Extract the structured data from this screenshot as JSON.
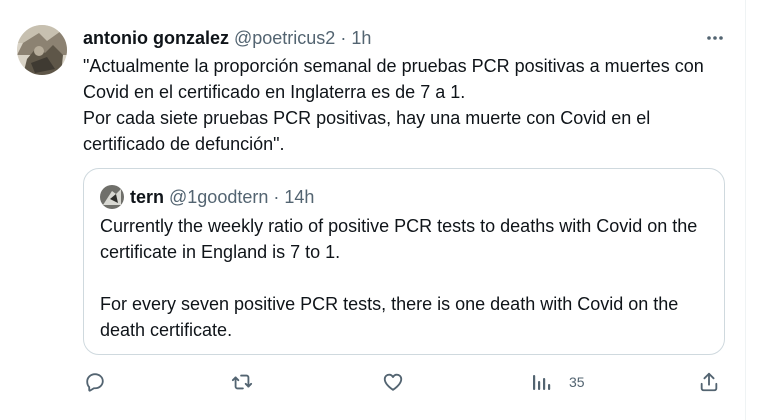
{
  "tweet": {
    "author_name": "antonio gonzalez",
    "author_handle": "@poetricus2",
    "separator": "·",
    "time": "1h",
    "text_lines": [
      "\"Actualmente la proporción semanal de pruebas PCR positivas a muertes con Covid en el certificado en Inglaterra es de 7 a 1.",
      "Por cada siete pruebas PCR positivas, hay una muerte con Covid en el certificado de defunción\"."
    ]
  },
  "quote": {
    "author_name": "tern",
    "author_handle": "@1goodtern",
    "separator": "·",
    "time": "14h",
    "paragraphs": [
      "Currently the weekly ratio of positive PCR tests to deaths with Covid on the certificate in England is 7 to 1.",
      "For every seven positive PCR tests, there is one death with Covid on the death certificate."
    ]
  },
  "actions": {
    "reply_icon": "reply-icon",
    "retweet_icon": "retweet-icon",
    "like_icon": "heart-icon",
    "views_icon": "views-icon",
    "views_count": "35",
    "share_icon": "share-icon",
    "more_icon": "more-icon"
  },
  "colors": {
    "text_primary": "#0f1419",
    "text_secondary": "#536471",
    "border": "#cfd9de"
  }
}
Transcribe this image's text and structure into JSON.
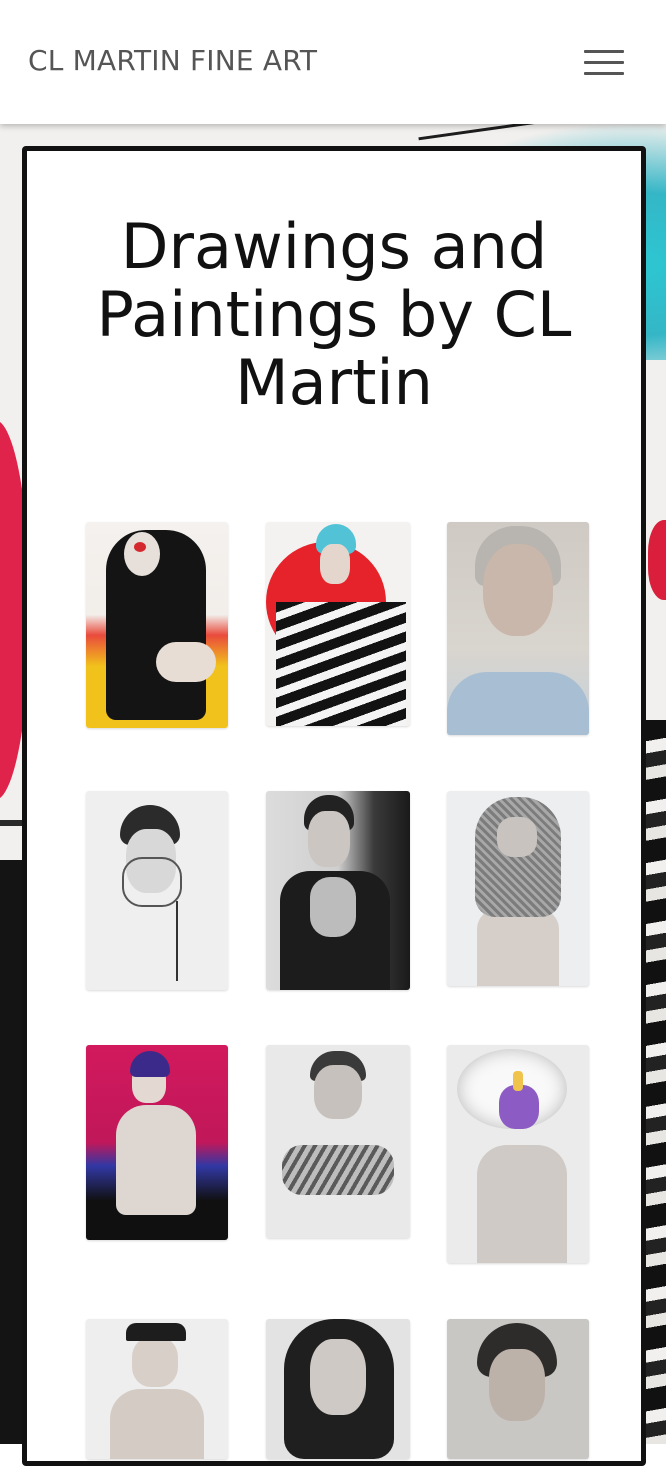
{
  "header": {
    "site_title": "CL MARTIN FINE ART",
    "menu_icon": "hamburger-menu-icon"
  },
  "main": {
    "title": "Drawings and Paintings by CL Martin"
  },
  "gallery": {
    "item_count_visible": 12,
    "items": [
      {
        "subject": "seated figure with red face mark, yellow and red background"
      },
      {
        "subject": "figure with cyan hair in front of red circle"
      },
      {
        "subject": "realistic portrait with blue shirt"
      },
      {
        "subject": "sketch of face behind hands"
      },
      {
        "subject": "black and white tattooed figure"
      },
      {
        "subject": "figure in chainmail hood"
      },
      {
        "subject": "nude figure on magenta background"
      },
      {
        "subject": "tattooed figure with crossed arms"
      },
      {
        "subject": "figure wearing unicorn mask"
      },
      {
        "subject": "figure wearing cap"
      },
      {
        "subject": "portrait with curly hair"
      },
      {
        "subject": "portrait with short dark hair"
      }
    ]
  },
  "colors": {
    "header_text": "#555555",
    "panel_border": "#111111",
    "background_accent_red": "#e0234a",
    "background_accent_cyan": "#34b6c6"
  }
}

• [Task instructions]: Print the records above exactly as they stand, but leave out the pictures.

• [Result]:
Extract the structured data from this screenshot as JSON.
{
  "tweet": {
    "author_name": "antonio gonzalez",
    "author_handle": "@poetricus2",
    "separator": "·",
    "time": "1h",
    "text_lines": [
      "\"Actualmente la proporción semanal de pruebas PCR positivas a muertes con Covid en el certificado en Inglaterra es de 7 a 1.",
      "Por cada siete pruebas PCR positivas, hay una muerte con Covid en el certificado de defunción\"."
    ]
  },
  "quote": {
    "author_name": "tern",
    "author_handle": "@1goodtern",
    "separator": "·",
    "time": "14h",
    "paragraphs": [
      "Currently the weekly ratio of positive PCR tests to deaths with Covid on the certificate in England is 7 to 1.",
      "For every seven positive PCR tests, there is one death with Covid on the death certificate."
    ]
  },
  "actions": {
    "reply_icon": "reply-icon",
    "retweet_icon": "retweet-icon",
    "like_icon": "heart-icon",
    "views_icon": "views-icon",
    "views_count": "35",
    "share_icon": "share-icon",
    "more_icon": "more-icon"
  },
  "colors": {
    "text_primary": "#0f1419",
    "text_secondary": "#536471",
    "border": "#cfd9de"
  }
}
Transcribe this image's text and structure into JSON.
{
  "header": {
    "site_title": "CL MARTIN FINE ART",
    "menu_icon": "hamburger-menu-icon"
  },
  "main": {
    "title": "Drawings and Paintings by CL Martin"
  },
  "gallery": {
    "item_count_visible": 12,
    "items": [
      {
        "subject": "seated figure with red face mark, yellow and red background"
      },
      {
        "subject": "figure with cyan hair in front of red circle"
      },
      {
        "subject": "realistic portrait with blue shirt"
      },
      {
        "subject": "sketch of face behind hands"
      },
      {
        "subject": "black and white tattooed figure"
      },
      {
        "subject": "figure in chainmail hood"
      },
      {
        "subject": "nude figure on magenta background"
      },
      {
        "subject": "tattooed figure with crossed arms"
      },
      {
        "subject": "figure wearing unicorn mask"
      },
      {
        "subject": "figure wearing cap"
      },
      {
        "subject": "portrait with curly hair"
      },
      {
        "subject": "portrait with short dark hair"
      }
    ]
  },
  "colors": {
    "header_text": "#555555",
    "panel_border": "#111111",
    "background_accent_red": "#e0234a",
    "background_accent_cyan": "#34b6c6"
  }
}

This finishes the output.